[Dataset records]

==============================

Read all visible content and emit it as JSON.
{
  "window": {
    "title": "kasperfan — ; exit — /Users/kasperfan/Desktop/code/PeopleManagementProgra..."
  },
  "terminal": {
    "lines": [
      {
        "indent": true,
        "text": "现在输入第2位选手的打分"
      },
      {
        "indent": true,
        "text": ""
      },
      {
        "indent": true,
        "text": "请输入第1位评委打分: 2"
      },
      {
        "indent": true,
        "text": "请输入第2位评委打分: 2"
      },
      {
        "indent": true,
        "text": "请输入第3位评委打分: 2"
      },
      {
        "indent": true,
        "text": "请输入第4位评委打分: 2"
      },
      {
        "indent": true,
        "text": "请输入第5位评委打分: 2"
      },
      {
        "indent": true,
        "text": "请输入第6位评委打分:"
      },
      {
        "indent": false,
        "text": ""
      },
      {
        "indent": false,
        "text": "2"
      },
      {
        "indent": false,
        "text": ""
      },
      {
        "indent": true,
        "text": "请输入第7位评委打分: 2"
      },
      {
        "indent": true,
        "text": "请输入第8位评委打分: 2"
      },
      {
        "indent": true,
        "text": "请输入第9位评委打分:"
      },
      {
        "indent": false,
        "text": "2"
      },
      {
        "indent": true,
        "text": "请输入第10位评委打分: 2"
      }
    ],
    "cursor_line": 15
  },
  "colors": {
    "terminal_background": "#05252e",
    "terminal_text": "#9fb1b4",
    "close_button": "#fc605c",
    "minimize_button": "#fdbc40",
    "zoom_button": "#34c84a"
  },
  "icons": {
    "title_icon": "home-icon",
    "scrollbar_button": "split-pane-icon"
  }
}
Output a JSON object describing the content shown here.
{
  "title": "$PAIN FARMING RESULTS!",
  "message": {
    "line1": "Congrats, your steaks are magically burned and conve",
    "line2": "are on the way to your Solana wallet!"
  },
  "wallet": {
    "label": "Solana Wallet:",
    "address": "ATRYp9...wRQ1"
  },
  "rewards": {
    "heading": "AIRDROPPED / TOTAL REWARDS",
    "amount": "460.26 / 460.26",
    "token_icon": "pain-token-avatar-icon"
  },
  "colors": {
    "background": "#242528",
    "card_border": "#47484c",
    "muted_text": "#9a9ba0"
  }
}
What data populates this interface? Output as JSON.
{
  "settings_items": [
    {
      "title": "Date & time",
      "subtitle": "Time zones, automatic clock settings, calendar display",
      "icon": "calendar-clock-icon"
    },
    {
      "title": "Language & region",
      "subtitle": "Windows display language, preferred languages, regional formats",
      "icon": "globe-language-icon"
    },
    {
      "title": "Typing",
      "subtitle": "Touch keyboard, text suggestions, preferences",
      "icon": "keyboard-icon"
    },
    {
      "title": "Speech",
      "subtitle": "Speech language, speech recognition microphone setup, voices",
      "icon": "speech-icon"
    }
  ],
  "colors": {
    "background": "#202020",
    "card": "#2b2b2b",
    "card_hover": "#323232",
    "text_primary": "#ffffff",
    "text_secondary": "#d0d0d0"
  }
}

==============================

=== Your task ===
Every record should be given again exactly.

=== Solved problem ===
Read all visible content and emit it as JSON.
{
  "window": {
    "title": "kasperfan — ; exit — /Users/kasperfan/Desktop/code/PeopleManagementProgra..."
  },
  "terminal": {
    "lines": [
      {
        "indent": true,
        "text": "现在输入第2位选手的打分"
      },
      {
        "indent": true,
        "text": ""
      },
      {
        "indent": true,
        "text": "请输入第1位评委打分: 2"
      },
      {
        "indent": true,
        "text": "请输入第2位评委打分: 2"
      },
      {
        "indent": true,
        "text": "请输入第3位评委打分: 2"
      },
      {
        "indent": true,
        "text": "请输入第4位评委打分: 2"
      },
      {
        "indent": true,
        "text": "请输入第5位评委打分: 2"
      },
      {
        "indent": true,
        "text": "请输入第6位评委打分:"
      },
      {
        "indent": false,
        "text": ""
      },
      {
        "indent": false,
        "text": "2"
      },
      {
        "indent": false,
        "text": ""
      },
      {
        "indent": true,
        "text": "请输入第7位评委打分: 2"
      },
      {
        "indent": true,
        "text": "请输入第8位评委打分: 2"
      },
      {
        "indent": true,
        "text": "请输入第9位评委打分:"
      },
      {
        "indent": false,
        "text": "2"
      },
      {
        "indent": true,
        "text": "请输入第10位评委打分: 2"
      }
    ],
    "cursor_line": 15
  },
  "colors": {
    "terminal_background": "#05252e",
    "terminal_text": "#9fb1b4",
    "close_button": "#fc605c",
    "minimize_button": "#fdbc40",
    "zoom_button": "#34c84a"
  },
  "icons": {
    "title_icon": "home-icon",
    "scrollbar_button": "split-pane-icon"
  }
}
Output a JSON object describing the content shown here.
{
  "title": "$PAIN FARMING RESULTS!",
  "message": {
    "line1": "Congrats, your steaks are magically burned and conve",
    "line2": "are on the way to your Solana wallet!"
  },
  "wallet": {
    "label": "Solana Wallet:",
    "address": "ATRYp9...wRQ1"
  },
  "rewards": {
    "heading": "AIRDROPPED / TOTAL REWARDS",
    "amount": "460.26 / 460.26",
    "token_icon": "pain-token-avatar-icon"
  },
  "colors": {
    "background": "#242528",
    "card_border": "#47484c",
    "muted_text": "#9a9ba0"
  }
}
What data populates this interface? Output as JSON.
{
  "settings_items": [
    {
      "title": "Date & time",
      "subtitle": "Time zones, automatic clock settings, calendar display",
      "icon": "calendar-clock-icon"
    },
    {
      "title": "Language & region",
      "subtitle": "Windows display language, preferred languages, regional formats",
      "icon": "globe-language-icon"
    },
    {
      "title": "Typing",
      "subtitle": "Touch keyboard, text suggestions, preferences",
      "icon": "keyboard-icon"
    },
    {
      "title": "Speech",
      "subtitle": "Speech language, speech recognition microphone setup, voices",
      "icon": "speech-icon"
    }
  ],
  "colors": {
    "background": "#202020",
    "card": "#2b2b2b",
    "card_hover": "#323232",
    "text_primary": "#ffffff",
    "text_secondary": "#d0d0d0"
  }
}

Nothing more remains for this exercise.